What is asked: Retype the complete listing exactly as it appears.

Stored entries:
** Begin **

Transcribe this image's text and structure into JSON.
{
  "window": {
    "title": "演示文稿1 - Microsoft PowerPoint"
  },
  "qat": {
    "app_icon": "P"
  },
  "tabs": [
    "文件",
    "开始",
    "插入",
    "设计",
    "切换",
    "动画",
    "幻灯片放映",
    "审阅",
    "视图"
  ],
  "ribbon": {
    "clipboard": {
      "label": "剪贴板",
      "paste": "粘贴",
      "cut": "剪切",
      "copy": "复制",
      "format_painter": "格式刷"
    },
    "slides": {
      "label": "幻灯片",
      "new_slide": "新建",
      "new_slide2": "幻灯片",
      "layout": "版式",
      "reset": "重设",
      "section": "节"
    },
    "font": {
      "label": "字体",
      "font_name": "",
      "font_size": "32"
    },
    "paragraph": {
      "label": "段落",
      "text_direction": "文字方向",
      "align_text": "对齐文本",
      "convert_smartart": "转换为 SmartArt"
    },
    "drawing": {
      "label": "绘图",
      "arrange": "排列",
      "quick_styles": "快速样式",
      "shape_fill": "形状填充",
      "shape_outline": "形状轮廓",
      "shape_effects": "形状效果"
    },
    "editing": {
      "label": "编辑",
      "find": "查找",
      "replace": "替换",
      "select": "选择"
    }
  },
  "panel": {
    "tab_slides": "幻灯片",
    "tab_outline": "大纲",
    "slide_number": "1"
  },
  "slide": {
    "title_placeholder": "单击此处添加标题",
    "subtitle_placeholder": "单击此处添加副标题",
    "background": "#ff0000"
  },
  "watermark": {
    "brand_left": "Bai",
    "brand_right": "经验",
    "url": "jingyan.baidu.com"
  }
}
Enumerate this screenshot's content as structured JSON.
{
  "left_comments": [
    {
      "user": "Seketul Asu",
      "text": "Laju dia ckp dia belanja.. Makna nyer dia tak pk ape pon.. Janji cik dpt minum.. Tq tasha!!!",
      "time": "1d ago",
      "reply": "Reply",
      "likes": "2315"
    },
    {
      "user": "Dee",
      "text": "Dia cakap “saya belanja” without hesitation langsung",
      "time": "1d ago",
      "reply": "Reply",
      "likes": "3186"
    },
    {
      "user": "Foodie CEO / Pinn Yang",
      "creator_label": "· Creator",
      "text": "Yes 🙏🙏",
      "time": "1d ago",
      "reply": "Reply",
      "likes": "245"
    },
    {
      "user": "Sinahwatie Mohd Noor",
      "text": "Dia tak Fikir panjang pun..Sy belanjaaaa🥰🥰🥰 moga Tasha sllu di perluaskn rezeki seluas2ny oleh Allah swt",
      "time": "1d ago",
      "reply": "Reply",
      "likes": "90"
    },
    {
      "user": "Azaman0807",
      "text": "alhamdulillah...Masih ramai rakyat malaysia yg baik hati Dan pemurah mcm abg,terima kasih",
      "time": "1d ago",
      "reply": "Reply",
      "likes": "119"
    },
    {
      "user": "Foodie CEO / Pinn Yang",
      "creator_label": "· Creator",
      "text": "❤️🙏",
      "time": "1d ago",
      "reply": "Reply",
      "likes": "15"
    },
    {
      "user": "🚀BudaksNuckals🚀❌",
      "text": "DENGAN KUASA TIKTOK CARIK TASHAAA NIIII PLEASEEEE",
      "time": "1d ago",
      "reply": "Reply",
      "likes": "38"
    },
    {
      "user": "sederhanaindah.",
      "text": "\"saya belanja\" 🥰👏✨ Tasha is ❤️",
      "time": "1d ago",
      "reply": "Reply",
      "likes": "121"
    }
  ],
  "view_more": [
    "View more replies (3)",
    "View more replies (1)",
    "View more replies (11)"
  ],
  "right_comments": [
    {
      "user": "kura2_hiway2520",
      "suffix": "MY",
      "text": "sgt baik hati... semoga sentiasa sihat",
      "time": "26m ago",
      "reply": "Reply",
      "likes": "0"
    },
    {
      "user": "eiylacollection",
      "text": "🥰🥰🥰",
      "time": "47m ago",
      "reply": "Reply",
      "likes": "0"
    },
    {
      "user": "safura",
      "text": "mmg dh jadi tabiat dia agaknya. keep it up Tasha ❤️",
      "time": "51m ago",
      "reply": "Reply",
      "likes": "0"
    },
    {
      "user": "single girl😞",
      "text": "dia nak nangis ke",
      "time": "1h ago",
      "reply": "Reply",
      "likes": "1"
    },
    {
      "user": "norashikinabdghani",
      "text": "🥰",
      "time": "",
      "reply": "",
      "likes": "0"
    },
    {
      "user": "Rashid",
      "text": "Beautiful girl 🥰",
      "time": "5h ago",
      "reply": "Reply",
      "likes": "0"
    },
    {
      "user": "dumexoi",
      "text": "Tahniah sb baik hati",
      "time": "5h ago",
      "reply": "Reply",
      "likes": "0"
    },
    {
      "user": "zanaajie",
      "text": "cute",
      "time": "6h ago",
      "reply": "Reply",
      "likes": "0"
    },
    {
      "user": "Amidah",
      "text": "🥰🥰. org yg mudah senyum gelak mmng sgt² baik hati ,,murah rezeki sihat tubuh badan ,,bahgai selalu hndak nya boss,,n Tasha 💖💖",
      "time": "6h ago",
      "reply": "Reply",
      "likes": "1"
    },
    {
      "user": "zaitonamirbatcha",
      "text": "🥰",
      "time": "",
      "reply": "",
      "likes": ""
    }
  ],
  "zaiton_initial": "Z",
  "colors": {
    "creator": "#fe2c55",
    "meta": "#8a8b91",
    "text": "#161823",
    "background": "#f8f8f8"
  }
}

** End **

Task output:
Transcribe this image's text and structure into JSON.
{
  "window": {
    "title": "演示文稿1 - Microsoft PowerPoint"
  },
  "qat": {
    "app_icon": "P"
  },
  "tabs": [
    "文件",
    "开始",
    "插入",
    "设计",
    "切换",
    "动画",
    "幻灯片放映",
    "审阅",
    "视图"
  ],
  "ribbon": {
    "clipboard": {
      "label": "剪贴板",
      "paste": "粘贴",
      "cut": "剪切",
      "copy": "复制",
      "format_painter": "格式刷"
    },
    "slides": {
      "label": "幻灯片",
      "new_slide": "新建",
      "new_slide2": "幻灯片",
      "layout": "版式",
      "reset": "重设",
      "section": "节"
    },
    "font": {
      "label": "字体",
      "font_name": "",
      "font_size": "32"
    },
    "paragraph": {
      "label": "段落",
      "text_direction": "文字方向",
      "align_text": "对齐文本",
      "convert_smartart": "转换为 SmartArt"
    },
    "drawing": {
      "label": "绘图",
      "arrange": "排列",
      "quick_styles": "快速样式",
      "shape_fill": "形状填充",
      "shape_outline": "形状轮廓",
      "shape_effects": "形状效果"
    },
    "editing": {
      "label": "编辑",
      "find": "查找",
      "replace": "替换",
      "select": "选择"
    }
  },
  "panel": {
    "tab_slides": "幻灯片",
    "tab_outline": "大纲",
    "slide_number": "1"
  },
  "slide": {
    "title_placeholder": "单击此处添加标题",
    "subtitle_placeholder": "单击此处添加副标题",
    "background": "#ff0000"
  },
  "watermark": {
    "brand_left": "Bai",
    "brand_right": "经验",
    "url": "jingyan.baidu.com"
  }
}
Enumerate this screenshot's content as structured JSON.
{
  "left_comments": [
    {
      "user": "Seketul Asu",
      "text": "Laju dia ckp dia belanja.. Makna nyer dia tak pk ape pon.. Janji cik dpt minum.. Tq tasha!!!",
      "time": "1d ago",
      "reply": "Reply",
      "likes": "2315"
    },
    {
      "user": "Dee",
      "text": "Dia cakap “saya belanja” without hesitation langsung",
      "time": "1d ago",
      "reply": "Reply",
      "likes": "3186"
    },
    {
      "user": "Foodie CEO / Pinn Yang",
      "creator_label": "· Creator",
      "text": "Yes 🙏🙏",
      "time": "1d ago",
      "reply": "Reply",
      "likes": "245"
    },
    {
      "user": "Sinahwatie Mohd Noor",
      "text": "Dia tak Fikir panjang pun..Sy belanjaaaa🥰🥰🥰 moga Tasha sllu di perluaskn rezeki seluas2ny oleh Allah swt",
      "time": "1d ago",
      "reply": "Reply",
      "likes": "90"
    },
    {
      "user": "Azaman0807",
      "text": "alhamdulillah...Masih ramai rakyat malaysia yg baik hati Dan pemurah mcm abg,terima kasih",
      "time": "1d ago",
      "reply": "Reply",
      "likes": "119"
    },
    {
      "user": "Foodie CEO / Pinn Yang",
      "creator_label": "· Creator",
      "text": "❤️🙏",
      "time": "1d ago",
      "reply": "Reply",
      "likes": "15"
    },
    {
      "user": "🚀BudaksNuckals🚀❌",
      "text": "DENGAN KUASA TIKTOK CARIK TASHAAA NIIII PLEASEEEE",
      "time": "1d ago",
      "reply": "Reply",
      "likes": "38"
    },
    {
      "user": "sederhanaindah.",
      "text": "\"saya belanja\" 🥰👏✨ Tasha is ❤️",
      "time": "1d ago",
      "reply": "Reply",
      "likes": "121"
    }
  ],
  "view_more": [
    "View more replies (3)",
    "View more replies (1)",
    "View more replies (11)"
  ],
  "right_comments": [
    {
      "user": "kura2_hiway2520",
      "suffix": "MY",
      "text": "sgt baik hati... semoga sentiasa sihat",
      "time": "26m ago",
      "reply": "Reply",
      "likes": "0"
    },
    {
      "user": "eiylacollection",
      "text": "🥰🥰🥰",
      "time": "47m ago",
      "reply": "Reply",
      "likes": "0"
    },
    {
      "user": "safura",
      "text": "mmg dh jadi tabiat dia agaknya. keep it up Tasha ❤️",
      "time": "51m ago",
      "reply": "Reply",
      "likes": "0"
    },
    {
      "user": "single girl😞",
      "text": "dia nak nangis ke",
      "time": "1h ago",
      "reply": "Reply",
      "likes": "1"
    },
    {
      "user": "norashikinabdghani",
      "text": "🥰",
      "time": "",
      "reply": "",
      "likes": "0"
    },
    {
      "user": "Rashid",
      "text": "Beautiful girl 🥰",
      "time": "5h ago",
      "reply": "Reply",
      "likes": "0"
    },
    {
      "user": "dumexoi",
      "text": "Tahniah sb baik hati",
      "time": "5h ago",
      "reply": "Reply",
      "likes": "0"
    },
    {
      "user": "zanaajie",
      "text": "cute",
      "time": "6h ago",
      "reply": "Reply",
      "likes": "0"
    },
    {
      "user": "Amidah",
      "text": "🥰🥰. org yg mudah senyum gelak mmng sgt² baik hati ,,murah rezeki sihat tubuh badan ,,bahgai selalu hndak nya boss,,n Tasha 💖💖",
      "time": "6h ago",
      "reply": "Reply",
      "likes": "1"
    },
    {
      "user": "zaitonamirbatcha",
      "text": "🥰",
      "time": "",
      "reply": "",
      "likes": ""
    }
  ],
  "zaiton_initial": "Z",
  "colors": {
    "creator": "#fe2c55",
    "meta": "#8a8b91",
    "text": "#161823",
    "background": "#f8f8f8"
  }
}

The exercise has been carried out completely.